** What is being asked **
Find every line in the records below that holds the word "Depth" and copy it.

------------------------------------------------

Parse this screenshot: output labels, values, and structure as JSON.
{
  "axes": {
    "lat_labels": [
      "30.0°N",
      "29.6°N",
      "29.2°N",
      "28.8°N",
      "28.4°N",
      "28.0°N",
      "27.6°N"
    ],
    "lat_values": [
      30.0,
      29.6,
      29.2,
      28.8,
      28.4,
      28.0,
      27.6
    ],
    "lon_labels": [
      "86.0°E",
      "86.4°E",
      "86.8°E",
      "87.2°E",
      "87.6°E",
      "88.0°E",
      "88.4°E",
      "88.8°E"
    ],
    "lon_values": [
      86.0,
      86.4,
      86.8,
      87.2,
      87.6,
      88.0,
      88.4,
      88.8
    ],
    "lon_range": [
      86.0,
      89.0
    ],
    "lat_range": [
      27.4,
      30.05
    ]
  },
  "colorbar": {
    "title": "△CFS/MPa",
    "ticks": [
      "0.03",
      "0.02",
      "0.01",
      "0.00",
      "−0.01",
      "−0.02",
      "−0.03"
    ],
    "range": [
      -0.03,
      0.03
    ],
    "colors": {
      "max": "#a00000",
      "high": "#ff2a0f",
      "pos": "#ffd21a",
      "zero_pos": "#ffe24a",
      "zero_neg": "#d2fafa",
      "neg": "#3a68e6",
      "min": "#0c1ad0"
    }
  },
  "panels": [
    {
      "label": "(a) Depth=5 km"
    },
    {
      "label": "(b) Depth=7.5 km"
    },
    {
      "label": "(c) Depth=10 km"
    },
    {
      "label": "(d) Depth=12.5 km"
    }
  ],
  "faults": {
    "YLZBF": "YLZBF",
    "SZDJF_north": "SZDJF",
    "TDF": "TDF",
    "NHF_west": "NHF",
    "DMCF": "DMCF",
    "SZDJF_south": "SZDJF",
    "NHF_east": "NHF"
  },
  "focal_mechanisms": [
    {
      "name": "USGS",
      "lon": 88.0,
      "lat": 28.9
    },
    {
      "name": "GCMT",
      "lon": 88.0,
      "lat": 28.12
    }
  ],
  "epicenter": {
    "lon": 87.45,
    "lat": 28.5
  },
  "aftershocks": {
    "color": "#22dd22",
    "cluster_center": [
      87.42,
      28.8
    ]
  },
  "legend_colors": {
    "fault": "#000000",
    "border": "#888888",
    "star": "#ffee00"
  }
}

------------------------------------------------

** Correct result **
      "label": "(a) Depth=5 km"
      "label": "(b) Depth=7.5 km"
      "label": "(c) Depth=10 km"
      "label": "(d) Depth=12.5 km"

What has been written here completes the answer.